- _Short exercise_
Copy out each line of the listing that has the word "βιβλίων" in it.

==== Task data

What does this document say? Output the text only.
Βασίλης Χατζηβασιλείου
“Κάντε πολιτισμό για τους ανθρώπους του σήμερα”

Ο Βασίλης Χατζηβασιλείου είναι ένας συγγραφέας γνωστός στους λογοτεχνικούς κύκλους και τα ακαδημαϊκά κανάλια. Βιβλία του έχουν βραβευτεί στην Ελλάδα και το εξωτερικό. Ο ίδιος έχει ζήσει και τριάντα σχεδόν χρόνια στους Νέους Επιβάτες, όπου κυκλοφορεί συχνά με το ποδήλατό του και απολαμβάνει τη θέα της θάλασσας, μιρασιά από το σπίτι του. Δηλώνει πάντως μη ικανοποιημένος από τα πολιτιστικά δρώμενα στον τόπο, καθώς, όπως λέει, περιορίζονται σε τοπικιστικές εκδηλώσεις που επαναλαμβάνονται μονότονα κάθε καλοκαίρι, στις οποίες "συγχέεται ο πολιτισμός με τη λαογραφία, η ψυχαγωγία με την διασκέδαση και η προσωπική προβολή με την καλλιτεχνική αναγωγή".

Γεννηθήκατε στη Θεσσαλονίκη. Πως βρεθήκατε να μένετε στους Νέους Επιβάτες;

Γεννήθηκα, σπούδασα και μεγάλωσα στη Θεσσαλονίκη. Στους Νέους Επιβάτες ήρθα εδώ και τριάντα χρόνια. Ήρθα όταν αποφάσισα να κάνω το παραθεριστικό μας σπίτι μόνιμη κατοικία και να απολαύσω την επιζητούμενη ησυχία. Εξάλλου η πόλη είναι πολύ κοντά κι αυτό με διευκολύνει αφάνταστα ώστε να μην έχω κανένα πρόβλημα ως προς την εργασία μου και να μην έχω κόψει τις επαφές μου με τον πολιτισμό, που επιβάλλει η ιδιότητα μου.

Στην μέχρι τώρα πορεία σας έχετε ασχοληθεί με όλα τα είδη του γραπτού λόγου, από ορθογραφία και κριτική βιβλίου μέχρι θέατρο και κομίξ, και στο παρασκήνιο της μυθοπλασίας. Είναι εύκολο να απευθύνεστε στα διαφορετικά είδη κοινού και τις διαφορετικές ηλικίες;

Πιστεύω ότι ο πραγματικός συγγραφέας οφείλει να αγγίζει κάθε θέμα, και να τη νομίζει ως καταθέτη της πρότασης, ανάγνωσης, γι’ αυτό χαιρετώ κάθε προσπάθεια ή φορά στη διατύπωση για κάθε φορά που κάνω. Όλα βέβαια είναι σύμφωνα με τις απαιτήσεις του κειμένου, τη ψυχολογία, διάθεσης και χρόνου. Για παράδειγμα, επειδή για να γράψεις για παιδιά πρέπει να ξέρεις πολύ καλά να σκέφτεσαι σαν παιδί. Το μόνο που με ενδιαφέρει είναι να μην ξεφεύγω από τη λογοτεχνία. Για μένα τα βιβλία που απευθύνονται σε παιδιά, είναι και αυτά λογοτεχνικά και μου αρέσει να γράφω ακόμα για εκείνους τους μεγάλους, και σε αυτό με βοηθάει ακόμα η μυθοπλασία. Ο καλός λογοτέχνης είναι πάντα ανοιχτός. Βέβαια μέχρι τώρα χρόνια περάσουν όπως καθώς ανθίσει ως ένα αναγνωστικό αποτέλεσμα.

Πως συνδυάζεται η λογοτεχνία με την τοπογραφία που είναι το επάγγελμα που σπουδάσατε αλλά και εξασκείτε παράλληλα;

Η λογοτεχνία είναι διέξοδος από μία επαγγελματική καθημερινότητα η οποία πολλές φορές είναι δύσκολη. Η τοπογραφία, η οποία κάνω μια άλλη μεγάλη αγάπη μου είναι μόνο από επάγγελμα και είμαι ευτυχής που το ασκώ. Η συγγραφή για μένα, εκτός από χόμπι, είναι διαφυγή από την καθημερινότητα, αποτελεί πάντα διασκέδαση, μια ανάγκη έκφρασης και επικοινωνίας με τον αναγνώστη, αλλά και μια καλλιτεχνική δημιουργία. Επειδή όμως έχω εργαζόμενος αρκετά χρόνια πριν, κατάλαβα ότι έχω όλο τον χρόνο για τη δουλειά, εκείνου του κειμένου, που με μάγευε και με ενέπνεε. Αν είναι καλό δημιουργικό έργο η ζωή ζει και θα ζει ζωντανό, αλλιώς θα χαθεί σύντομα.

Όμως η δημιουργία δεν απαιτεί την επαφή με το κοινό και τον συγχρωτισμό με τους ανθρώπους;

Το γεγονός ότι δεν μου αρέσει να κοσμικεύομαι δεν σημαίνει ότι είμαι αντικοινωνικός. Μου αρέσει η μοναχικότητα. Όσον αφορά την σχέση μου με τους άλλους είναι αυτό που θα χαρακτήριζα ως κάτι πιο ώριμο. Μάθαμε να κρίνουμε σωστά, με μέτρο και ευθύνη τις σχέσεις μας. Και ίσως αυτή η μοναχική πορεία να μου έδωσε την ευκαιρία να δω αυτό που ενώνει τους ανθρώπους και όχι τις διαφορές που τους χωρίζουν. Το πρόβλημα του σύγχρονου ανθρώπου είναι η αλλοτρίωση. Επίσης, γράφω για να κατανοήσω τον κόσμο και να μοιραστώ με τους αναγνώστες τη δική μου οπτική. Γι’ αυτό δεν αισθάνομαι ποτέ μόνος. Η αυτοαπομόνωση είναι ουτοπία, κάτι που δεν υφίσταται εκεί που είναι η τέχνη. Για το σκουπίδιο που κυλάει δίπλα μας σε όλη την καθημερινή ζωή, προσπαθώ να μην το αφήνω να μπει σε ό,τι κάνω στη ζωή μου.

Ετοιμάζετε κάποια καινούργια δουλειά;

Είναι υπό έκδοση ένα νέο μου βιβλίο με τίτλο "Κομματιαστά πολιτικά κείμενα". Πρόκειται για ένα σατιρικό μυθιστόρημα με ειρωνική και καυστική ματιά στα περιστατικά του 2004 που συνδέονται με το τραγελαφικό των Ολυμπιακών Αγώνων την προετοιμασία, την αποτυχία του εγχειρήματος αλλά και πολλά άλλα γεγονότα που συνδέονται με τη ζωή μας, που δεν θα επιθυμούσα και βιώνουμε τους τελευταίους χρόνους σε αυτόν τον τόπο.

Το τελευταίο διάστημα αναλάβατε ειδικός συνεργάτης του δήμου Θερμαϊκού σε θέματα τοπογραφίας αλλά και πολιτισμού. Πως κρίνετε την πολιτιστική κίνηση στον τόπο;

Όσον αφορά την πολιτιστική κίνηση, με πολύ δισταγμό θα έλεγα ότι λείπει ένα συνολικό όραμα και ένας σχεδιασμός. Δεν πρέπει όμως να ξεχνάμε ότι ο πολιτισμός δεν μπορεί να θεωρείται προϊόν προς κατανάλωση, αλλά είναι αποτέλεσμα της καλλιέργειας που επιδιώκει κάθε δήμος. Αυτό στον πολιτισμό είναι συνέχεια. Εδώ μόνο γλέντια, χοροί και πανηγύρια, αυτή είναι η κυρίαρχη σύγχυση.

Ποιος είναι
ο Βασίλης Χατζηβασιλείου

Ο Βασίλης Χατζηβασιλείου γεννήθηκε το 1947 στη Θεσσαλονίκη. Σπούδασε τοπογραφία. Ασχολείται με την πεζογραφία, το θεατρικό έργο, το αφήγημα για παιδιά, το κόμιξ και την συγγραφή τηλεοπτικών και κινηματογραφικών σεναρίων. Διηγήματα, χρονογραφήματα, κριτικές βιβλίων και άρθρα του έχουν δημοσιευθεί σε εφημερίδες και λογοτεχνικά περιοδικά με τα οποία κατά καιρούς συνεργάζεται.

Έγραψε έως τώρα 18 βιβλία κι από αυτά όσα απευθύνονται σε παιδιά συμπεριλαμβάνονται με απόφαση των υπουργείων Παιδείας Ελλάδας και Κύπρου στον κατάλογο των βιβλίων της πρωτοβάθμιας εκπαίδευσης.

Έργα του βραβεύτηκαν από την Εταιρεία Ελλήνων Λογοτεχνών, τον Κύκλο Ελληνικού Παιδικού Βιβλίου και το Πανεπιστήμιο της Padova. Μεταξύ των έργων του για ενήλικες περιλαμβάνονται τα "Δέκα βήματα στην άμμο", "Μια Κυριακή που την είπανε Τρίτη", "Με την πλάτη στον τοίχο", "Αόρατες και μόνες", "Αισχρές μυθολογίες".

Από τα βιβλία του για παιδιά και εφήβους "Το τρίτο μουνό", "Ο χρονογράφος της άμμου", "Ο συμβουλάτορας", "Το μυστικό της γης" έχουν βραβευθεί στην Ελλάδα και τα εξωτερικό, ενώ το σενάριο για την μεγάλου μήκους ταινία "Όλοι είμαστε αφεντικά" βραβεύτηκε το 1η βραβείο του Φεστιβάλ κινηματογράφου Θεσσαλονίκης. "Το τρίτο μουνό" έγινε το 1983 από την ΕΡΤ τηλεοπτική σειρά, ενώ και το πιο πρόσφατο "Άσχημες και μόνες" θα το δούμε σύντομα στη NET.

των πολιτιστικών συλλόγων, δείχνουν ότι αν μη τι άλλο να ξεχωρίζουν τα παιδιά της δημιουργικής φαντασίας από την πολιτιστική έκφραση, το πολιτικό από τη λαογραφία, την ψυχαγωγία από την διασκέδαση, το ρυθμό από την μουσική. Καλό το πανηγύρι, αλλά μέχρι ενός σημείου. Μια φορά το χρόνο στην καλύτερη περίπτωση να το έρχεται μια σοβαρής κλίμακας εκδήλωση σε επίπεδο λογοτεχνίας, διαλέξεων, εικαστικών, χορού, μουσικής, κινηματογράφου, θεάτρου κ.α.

========

- _Result of the exercise_
Ο Βασίλης Χατζηβασιλείου γεννήθηκε το 1947 στη Θεσσαλονίκη. Σπούδασε τοπογραφία. Ασχολείται με την πεζογραφία, το θεατρικό έργο, το αφήγημα για παιδιά, το κόμιξ και την συγγραφή τηλεοπτικών και κινηματογραφικών σεναρίων. Διηγήματα, χρονογραφήματα, κριτικές βιβλίων και άρθρα του έχουν δημοσιευθεί σε εφημερίδες και λογοτεχνικά περιοδικά με τα οποία κατά καιρούς συνεργάζεται.
Έγραψε έως τώρα 18 βιβλία κι από αυτά όσα απευθύνονται σε παιδιά συμπεριλαμβάνονται με απόφαση των υπουργείων Παιδείας Ελλάδας και Κύπρου στον κατάλογο των βιβλίων της πρωτοβάθμιας εκπαίδευσης.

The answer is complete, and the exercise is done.